*Given problem*. Arrange the lines of the data, starting with the line that contains "- groups-header-name[interactable]: 群名称: [477, 37, 597, 49]" and going on through the line that contains "- group-name: [477, 78, 597, 87]", as a Markdown table with the columns Row and Line, leaving out any blank lines.

*Source data*.
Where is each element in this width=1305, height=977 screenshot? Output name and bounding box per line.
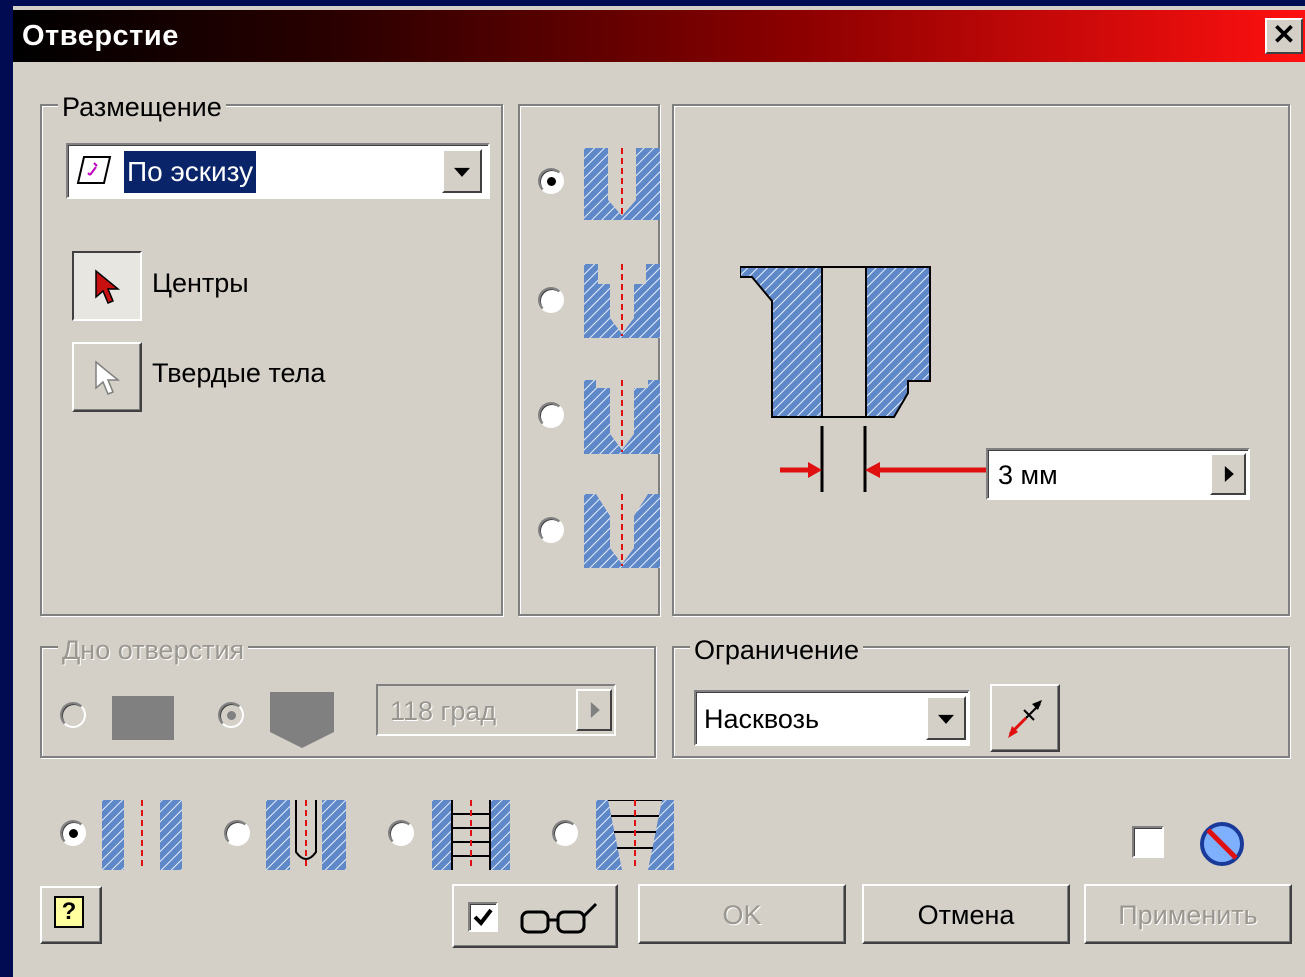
drill-angle-arrow-button[interactable] (576, 689, 612, 731)
centers-label: Центры (152, 268, 249, 298)
hole-type-radio-drilled[interactable] (538, 168, 564, 194)
thread-type-radio-simple[interactable] (60, 820, 86, 846)
diameter-arrow-button[interactable] (1210, 453, 1246, 495)
cancel-button[interactable]: Отмена (862, 884, 1070, 944)
countersink-hole-icon (584, 494, 660, 568)
title-bar[interactable] (13, 10, 1305, 62)
help-button[interactable]: ? (40, 886, 102, 944)
termination-dropdown[interactable]: Насквозь (694, 690, 970, 746)
placement-dropdown-value: По эскизу (124, 151, 257, 193)
flip-direction-button[interactable] (990, 684, 1060, 752)
solids-select-button[interactable] (72, 342, 142, 412)
clearance-hole-icon (266, 800, 346, 870)
termination-dropdown-arrow[interactable] (926, 696, 966, 740)
centers-select-button[interactable] (72, 251, 142, 321)
hole-preview-image (740, 266, 931, 418)
spotface-hole-icon (584, 380, 660, 454)
thread-type-radio-taper-tapped[interactable] (552, 820, 578, 846)
chevron-right-icon (1224, 466, 1234, 482)
hole-type-radio-counterbore[interactable] (538, 287, 564, 313)
cursor-arrow-icon (95, 269, 121, 304)
no-entry-icon[interactable] (1198, 820, 1246, 868)
apply-button[interactable]: Применить (1084, 884, 1292, 944)
flip-direction-icon (1008, 700, 1042, 738)
drill-point-radio-angled[interactable] (218, 702, 244, 728)
preview-checkbox[interactable] (468, 902, 498, 932)
preview-toggle-group (452, 884, 618, 948)
close-icon: ✕ (1272, 19, 1296, 50)
sketch-plane-icon (76, 153, 112, 187)
taper-tapped-hole-icon (596, 800, 674, 870)
glasses-icon (520, 902, 598, 934)
option-checkbox[interactable] (1132, 826, 1164, 858)
hole-type-radio-spotface[interactable] (538, 402, 564, 428)
apply-button-label: Применить (1118, 900, 1258, 930)
placement-dropdown-arrow[interactable] (442, 149, 482, 193)
checkmark-icon (473, 908, 493, 927)
drill-angle-value: 118 град (390, 696, 497, 726)
drill-point-group-label: Дно отверстия (58, 635, 249, 666)
ok-button[interactable]: OK (638, 884, 846, 944)
cursor-arrow-icon (95, 360, 121, 395)
termination-value: Насквозь (704, 704, 820, 734)
angled-bottom-icon (270, 692, 334, 748)
hole-type-radio-countersink[interactable] (538, 517, 564, 543)
termination-group-label: Ограничение (690, 635, 863, 666)
simple-hole-icon (102, 800, 182, 870)
placement-group-label: Размещение (58, 92, 226, 123)
drilled-hole-icon (584, 148, 660, 220)
cancel-button-label: Отмена (917, 900, 1015, 930)
drill-angle-input[interactable]: 118 град (376, 684, 616, 736)
diameter-dimension (780, 426, 990, 492)
diameter-input[interactable]: 3 мм (986, 448, 1250, 500)
tapped-hole-icon (432, 800, 510, 870)
thread-type-radio-clearance[interactable] (224, 820, 250, 846)
placement-dropdown[interactable]: По эскизу (66, 143, 490, 199)
thread-type-radio-tapped[interactable] (388, 820, 414, 846)
chevron-down-icon (454, 167, 470, 177)
diameter-value: 3 мм (998, 460, 1058, 490)
close-button[interactable]: ✕ (1265, 18, 1303, 54)
solids-label: Твердые тела (152, 358, 326, 388)
window-title: Отверстие (22, 20, 179, 52)
chevron-down-icon (938, 714, 954, 724)
help-icon: ? (54, 896, 84, 928)
chevron-right-icon (590, 702, 600, 718)
flat-bottom-icon (112, 696, 174, 740)
counterbore-hole-icon (584, 264, 660, 338)
drill-point-radio-flat[interactable] (60, 702, 86, 728)
ok-button-label: OK (722, 900, 762, 930)
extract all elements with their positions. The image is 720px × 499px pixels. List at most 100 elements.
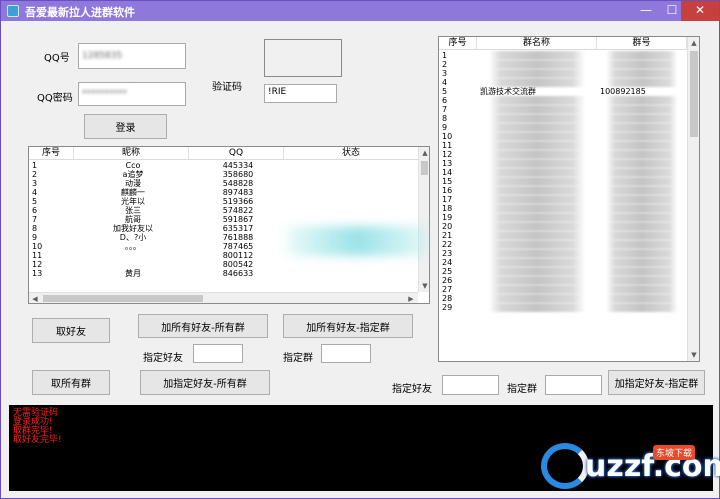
- groups-header-name[interactable]: 群名称: [477, 37, 597, 49]
- group-name: [477, 105, 597, 114]
- group-row[interactable]: 6: [439, 96, 687, 105]
- group-row[interactable]: 14: [439, 168, 687, 177]
- scroll-up-icon[interactable]: ▲: [688, 37, 699, 49]
- friend-row[interactable]: 6 张三 574822: [29, 206, 419, 215]
- group-name: [477, 186, 597, 195]
- groups-vscrollbar[interactable]: ▲ ▼: [687, 37, 699, 361]
- group-number: [597, 96, 687, 105]
- friend-row[interactable]: 5 光年以 519366: [29, 197, 419, 206]
- add-specific-friend-specific-group-button[interactable]: 加指定好友-指定群: [608, 370, 705, 395]
- group-name: [477, 60, 597, 69]
- groups-header-index[interactable]: 序号: [439, 37, 477, 49]
- group-index: 26: [442, 276, 453, 285]
- friends-header-status[interactable]: 状态: [284, 147, 419, 159]
- group-row[interactable]: 17: [439, 195, 687, 204]
- specified-group-input[interactable]: [321, 344, 371, 363]
- minimize-icon[interactable]: —: [633, 1, 659, 21]
- friend-status: [284, 161, 419, 170]
- group-row[interactable]: 7: [439, 105, 687, 114]
- add-all-friends-all-groups-button[interactable]: 加所有好友-所有群: [138, 314, 268, 338]
- group-row[interactable]: 13: [439, 159, 687, 168]
- group-row[interactable]: 3: [439, 69, 687, 78]
- scroll-right-icon[interactable]: ▶: [405, 293, 417, 303]
- friends-header-nickname[interactable]: 昵称: [74, 147, 189, 159]
- group-number: [597, 249, 687, 258]
- scroll-down-icon[interactable]: ▼: [688, 349, 699, 361]
- title-bar[interactable]: 吾爱最新拉人进群软件 — ☐ ✕: [1, 1, 719, 21]
- group-row[interactable]: 29: [439, 303, 687, 312]
- group-row[interactable]: 20: [439, 222, 687, 231]
- group-row[interactable]: 2: [439, 60, 687, 69]
- get-friends-button[interactable]: 取好友: [32, 318, 110, 343]
- group-row[interactable]: 24: [439, 258, 687, 267]
- friend-row[interactable]: 2 a追梦 358680: [29, 170, 419, 179]
- group-name: [477, 78, 597, 87]
- friend-row[interactable]: 13 黄月 846633: [29, 269, 419, 278]
- friend-status: [284, 269, 419, 278]
- friend-row[interactable]: 3 动漫 548828: [29, 179, 419, 188]
- group-number: [597, 69, 687, 78]
- password-input[interactable]: **********: [78, 82, 186, 106]
- friend-index: 2: [32, 170, 38, 179]
- friends-header-qq[interactable]: QQ: [189, 147, 284, 159]
- group-index: 15: [442, 177, 453, 186]
- group-index: 19: [442, 213, 453, 222]
- friends-header-index[interactable]: 序号: [29, 147, 74, 159]
- group-row[interactable]: 18: [439, 204, 687, 213]
- friends-hscrollbar[interactable]: ◀ ▶: [29, 292, 418, 303]
- specified-friend-input-2[interactable]: [442, 375, 499, 395]
- group-row[interactable]: 10: [439, 132, 687, 141]
- add-all-friends-specific-group-button[interactable]: 加所有好友-指定群: [283, 314, 413, 338]
- login-button[interactable]: 登录: [84, 114, 167, 139]
- group-row[interactable]: 8: [439, 114, 687, 123]
- group-row[interactable]: 27: [439, 285, 687, 294]
- specified-group-input-2[interactable]: [545, 375, 602, 395]
- groups-list[interactable]: 序号 群名称 群号 1 2 3 4 5 凯游技术交流群 100892185 6 7 8 9 10 11 1…: [438, 36, 700, 362]
- group-row[interactable]: 22: [439, 240, 687, 249]
- group-row[interactable]: 5 凯游技术交流群 100892185: [439, 87, 687, 96]
- group-index: 5: [442, 87, 448, 96]
- friend-row[interactable]: 4 麒麟一 897483: [29, 188, 419, 197]
- group-row[interactable]: 28: [439, 294, 687, 303]
- friends-list[interactable]: 序号 昵称 QQ 状态 1 Cco 445334 2 a追梦 358680 3 动漫 54882…: [28, 146, 430, 304]
- group-row[interactable]: 1: [439, 51, 687, 60]
- group-row[interactable]: 11: [439, 141, 687, 150]
- friend-nickname: 航哥: [125, 215, 141, 224]
- friend-status: [284, 260, 419, 269]
- scroll-up-icon[interactable]: ▲: [419, 147, 429, 159]
- friends-vscroll-thumb[interactable]: [421, 161, 428, 175]
- group-row[interactable]: 9: [439, 123, 687, 132]
- group-index: 20: [442, 222, 453, 231]
- add-specific-friend-all-groups-button[interactable]: 加指定好友-所有群: [140, 370, 270, 395]
- scroll-left-icon[interactable]: ◀: [29, 293, 41, 303]
- group-row[interactable]: 25: [439, 267, 687, 276]
- friend-row[interactable]: 7 航哥 591867: [29, 215, 419, 224]
- friend-row[interactable]: 12 800542: [29, 260, 419, 269]
- groups-header-number[interactable]: 群号: [597, 37, 687, 49]
- friends-hscroll-thumb[interactable]: [43, 295, 203, 302]
- friend-status: [284, 179, 419, 188]
- close-icon[interactable]: ✕: [681, 1, 719, 21]
- group-row[interactable]: 21: [439, 231, 687, 240]
- group-row[interactable]: 19: [439, 213, 687, 222]
- group-name: [477, 150, 597, 159]
- group-row[interactable]: 4: [439, 78, 687, 87]
- friend-row[interactable]: 1 Cco 445334: [29, 161, 419, 170]
- qq-input[interactable]: 1285835: [78, 43, 186, 69]
- password-label: QQ密码: [37, 93, 73, 104]
- scroll-down-icon[interactable]: ▼: [419, 280, 429, 292]
- group-row[interactable]: 26: [439, 276, 687, 285]
- captcha-image[interactable]: [264, 39, 342, 77]
- group-row[interactable]: 16: [439, 186, 687, 195]
- groups-vscroll-thumb[interactable]: [690, 51, 698, 137]
- group-index: 9: [442, 123, 448, 132]
- group-row[interactable]: 15: [439, 177, 687, 186]
- get-all-groups-button[interactable]: 取所有群: [32, 370, 110, 395]
- group-number: [597, 285, 687, 294]
- group-row[interactable]: 23: [439, 249, 687, 258]
- specified-friend-input[interactable]: [193, 344, 243, 363]
- friends-vscrollbar[interactable]: ▲ ▼: [418, 147, 429, 292]
- group-row[interactable]: 12: [439, 150, 687, 159]
- captcha-input[interactable]: !RIE: [264, 84, 337, 103]
- friend-qq: 358680: [222, 170, 254, 179]
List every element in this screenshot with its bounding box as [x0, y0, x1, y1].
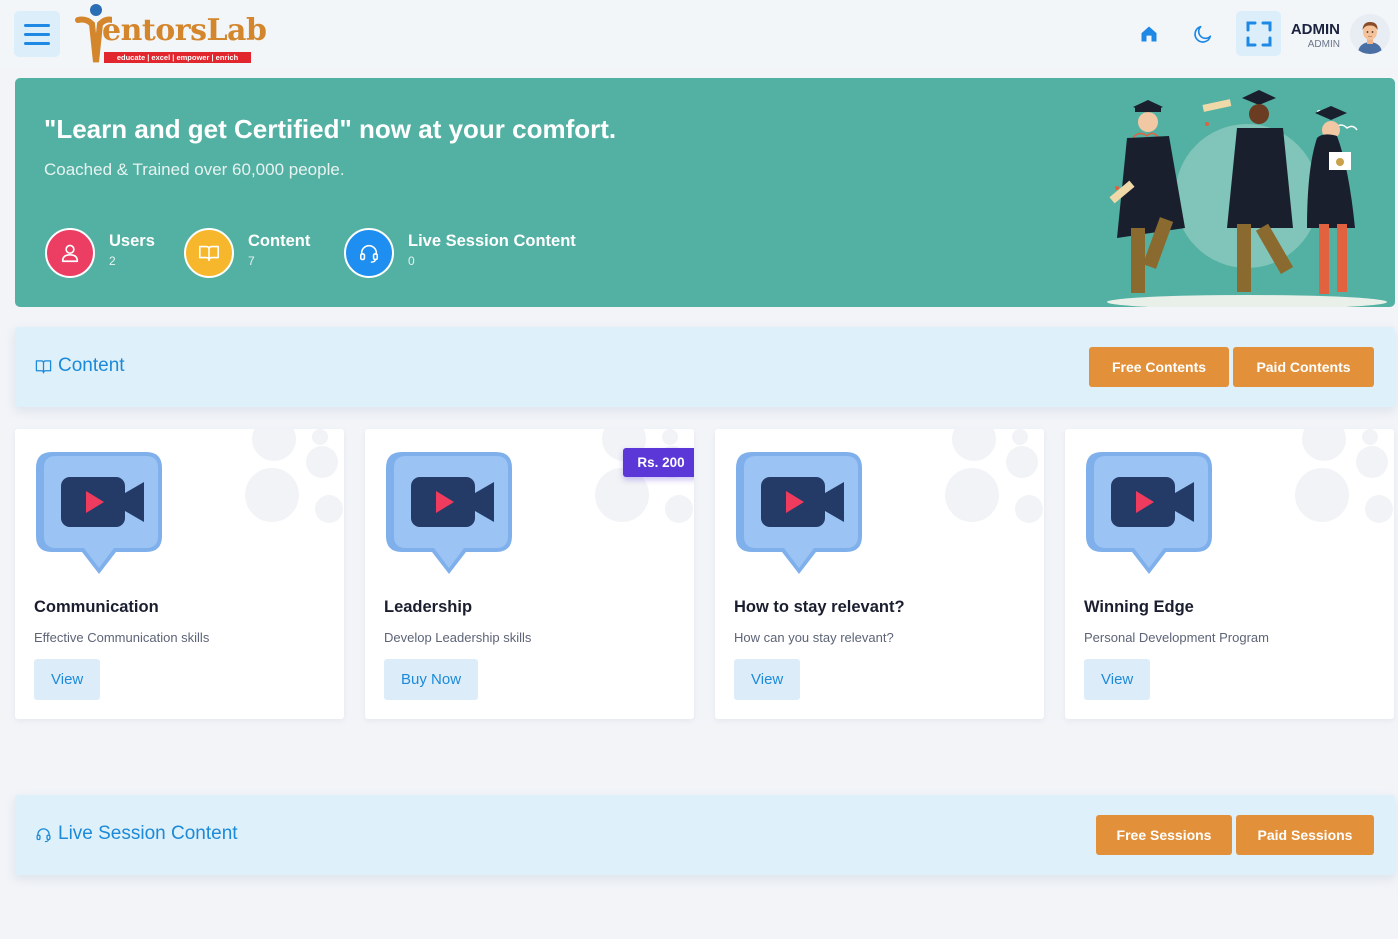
card-description: Effective Communication skills	[34, 630, 210, 645]
card-decoration	[245, 429, 343, 523]
logo-wordmark: entorsLab	[102, 13, 267, 48]
user-icon	[61, 244, 79, 263]
banner-title: "Learn and get Certified" now at your co…	[44, 114, 617, 144]
video-icon	[1086, 452, 1212, 574]
card-title: Communication	[34, 598, 159, 616]
free-contents-button[interactable]: Free Contents	[1089, 347, 1229, 387]
card-description: Personal Development Program	[1084, 630, 1269, 645]
banner-subtitle: Coached & Trained over 60,000 people.	[44, 160, 345, 179]
avatar[interactable]	[1350, 14, 1390, 54]
headset-icon	[359, 244, 379, 263]
content-card[interactable]: How to stay relevant? How can you stay r…	[715, 429, 1044, 719]
dark-mode-toggle[interactable]	[1183, 14, 1223, 54]
stat-content-badge	[184, 228, 234, 278]
content-section-title: Content	[35, 355, 125, 377]
paid-contents-button[interactable]: Paid Contents	[1233, 347, 1374, 387]
live-session-section-header: Live Session Content Free Sessions Paid …	[15, 795, 1395, 875]
video-icon	[386, 452, 512, 574]
fullscreen-button[interactable]	[1236, 11, 1281, 56]
stat-live-sessions-label: Live Session Content	[408, 232, 576, 250]
content-card[interactable]: Winning Edge Personal Development Progra…	[1065, 429, 1394, 719]
card-title: Winning Edge	[1084, 598, 1194, 616]
card-description: Develop Leadership skills	[384, 630, 532, 645]
stat-users-badge	[45, 228, 95, 278]
paid-sessions-button[interactable]: Paid Sessions	[1236, 815, 1374, 855]
stat-content-label: Content	[248, 232, 311, 250]
avatar-image	[1350, 14, 1390, 54]
content-card[interactable]: Rs. 200 Leadership Develop Leadership sk…	[365, 429, 694, 719]
live-session-section-title: Live Session Content	[35, 823, 238, 845]
top-header: entorsLab educate | excel | empower | en…	[0, 0, 1398, 68]
user-role: ADMIN	[1307, 39, 1340, 50]
price-badge: Rs. 200	[623, 448, 694, 477]
card-description: How can you stay relevant?	[734, 630, 894, 645]
content-card[interactable]: Communication Effective Communication sk…	[15, 429, 344, 719]
user-name[interactable]: ADMIN	[1284, 21, 1340, 38]
card-title: Leadership	[384, 598, 473, 616]
graduates-illustration	[1107, 90, 1387, 307]
stat-content-value: 7	[248, 254, 255, 268]
card-decoration	[945, 429, 1043, 523]
book-icon	[35, 359, 52, 374]
free-sessions-button[interactable]: Free Sessions	[1096, 815, 1232, 855]
content-section-header: Content Free Contents Paid Contents	[15, 327, 1395, 407]
menu-icon	[24, 23, 50, 27]
headset-icon	[36, 827, 51, 842]
moon-icon	[1194, 25, 1212, 43]
card-title: How to stay relevant?	[734, 598, 905, 616]
view-button[interactable]: View	[734, 659, 801, 700]
welcome-banner: "Learn and get Certified" now at your co…	[15, 78, 1395, 307]
fullscreen-icon	[1246, 21, 1271, 46]
stat-live-sessions-badge	[344, 228, 394, 278]
book-icon	[199, 245, 219, 262]
menu-toggle-button[interactable]	[14, 11, 60, 57]
logo-tagline: educate | excel | empower | enrich	[104, 52, 251, 63]
stat-users-value: 2	[109, 254, 116, 268]
home-icon	[1141, 26, 1157, 42]
view-button[interactable]: View	[34, 659, 101, 700]
video-icon	[736, 452, 862, 574]
home-button[interactable]	[1129, 14, 1169, 54]
view-button[interactable]: View	[1084, 659, 1151, 700]
stat-live-sessions-value: 0	[408, 254, 415, 268]
card-decoration	[1295, 429, 1393, 523]
mentorslab-logo[interactable]: entorsLab educate | excel | empower | en…	[68, 2, 267, 64]
video-icon	[36, 452, 162, 574]
card-decoration	[595, 429, 693, 523]
buy-now-button[interactable]: Buy Now	[384, 659, 479, 700]
stat-users-label: Users	[109, 232, 155, 250]
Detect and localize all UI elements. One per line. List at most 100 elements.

*Finished exercise*.
| Row | Line |
|---|---|
| 1 | - groups-header-name[interactable]: 群名称: [477, 37, 597, 49] |
| 2 | - group-name: [477, 105, 597, 114] |
| 3 | - group-row[interactable]: 6: [439, 96, 687, 105] |
| 4 | - group-row[interactable]: 14: [439, 168, 687, 177] |
| 5 | - scroll-up-icon[interactable]: ▲: [688, 37, 699, 49] |
| 6 | - friend-row[interactable]: 6 张三 574822: [29, 206, 419, 215] |
| 7 | - group-name: [477, 186, 597, 195] |
| 8 | - groups-vscrollbar[interactable]: ▲ ▼: [687, 37, 699, 361] |
| 9 | - group-number: [597, 96, 687, 105] |
| 10 | - friend-row[interactable]: 5 光年以 519366: [29, 197, 419, 206] |
| 11 | - add-specific-friend-specific-group-button[interactable]: 加指定好友-指定群: [608, 370, 705, 395] |
| 12 | - group-name: [477, 60, 597, 69] |
| 13 | - groups-header-index[interactable]: 序号: [439, 37, 477, 49] |
| 14 | - group-index: 26: [442, 276, 453, 285] |
| 15 | - friends-header-status[interactable]: 状态: [284, 147, 419, 159] |
| 16 | - group-row[interactable]: 17: [439, 195, 687, 204] |
| 17 | - specified-group-input[interactable]: [321, 344, 371, 363] |
| 18 | - minimize-icon[interactable]: —: [633, 1, 659, 21] |
| 19 | - friend-status: [284, 161, 419, 170] |
| 20 | - group-row[interactable]: 7: [439, 105, 687, 114] |
| 21 | - add-all-friends-all-groups-button[interactable]: 加所有好友-所有群: [138, 314, 268, 338] |
| 22 | - group-row[interactable]: 13: [439, 159, 687, 168] |
| 23 | - group-row[interactable]: 3: [439, 69, 687, 78] |
| 24 | - scroll-right-icon[interactable]: ▶: [405, 293, 417, 303] |
| 25 | - friends-header-nickname[interactable]: 昵称: [74, 147, 189, 159] |
| 26 | - group-number: [597, 249, 687, 258] |
| 27 | - scroll-down-icon[interactable]: ▼: [688, 349, 699, 361] |
| 28 | - title-bar[interactable]: 吾爱最新拉人进群软件 — ☐ ✕: [1, 1, 719, 21] |
| 29 | - group-row[interactable]: 29: [439, 303, 687, 312] |
| 30 | - group-row[interactable]: 20: [439, 222, 687, 231] |
| 31 | - group-row[interactable]: 2: [439, 60, 687, 69] |
| 32 | - get-friends-button[interactable]: 取好友: [32, 318, 110, 343] |
| 33 | - group-row[interactable]: 24: [439, 258, 687, 267] |
| 34 | - friend-row[interactable]: 2 a追梦 358680: [29, 170, 419, 179] |
| 35 | - group-name: [477, 78, 597, 87] |